[Data excerpts]
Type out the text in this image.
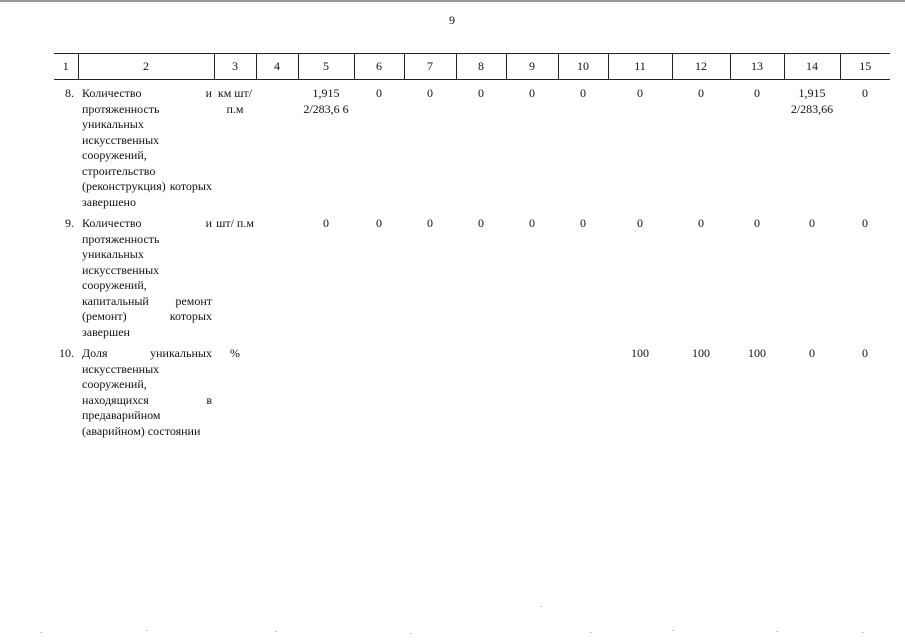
9
1	2	3	4	5	6	7	8	9	10	11	12	13	14	15
8.	Количество и протяженность уникальных искусственных сооружений, строительство (реконструкция) которых завершено	км шт/ п.м		1,915 2/283,6 6	0	0	0	0	0	0	0	0	1,915 2/283,66	0
9.	Количество и протяженность уникальных искусственных сооружений, капитальный ремонт (ремонт) которых завершен	шт/ п.м		0	0	0	0	0	0	0	0	0	0	0
10.	Доля уникальных искусственных сооружений, находящихся в предаварийном (аварийном) состоянии	%								100	100	100	0	0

> _AIM OF THE TASK_: Copy out the records above in full, exactly as written, but not the pictures.

> _RESULT OF THIS EXERCISE_:
Type out the text in this image.
9
1	2	3	4	5	6	7	8	9	10	11	12	13	14	15
8.	Количество и протяженность уникальных искусственных сооружений, строительство (реконструкция) которых завершено	км шт/ п.м		1,915 2/283,6 6	0	0	0	0	0	0	0	0	1,915 2/283,66	0
9.	Количество и протяженность уникальных искусственных сооружений, капитальный ремонт (ремонт) которых завершен	шт/ п.м		0	0	0	0	0	0	0	0	0	0	0
10.	Доля уникальных искусственных сооружений, находящихся в предаварийном (аварийном) состоянии	%								100	100	100	0	0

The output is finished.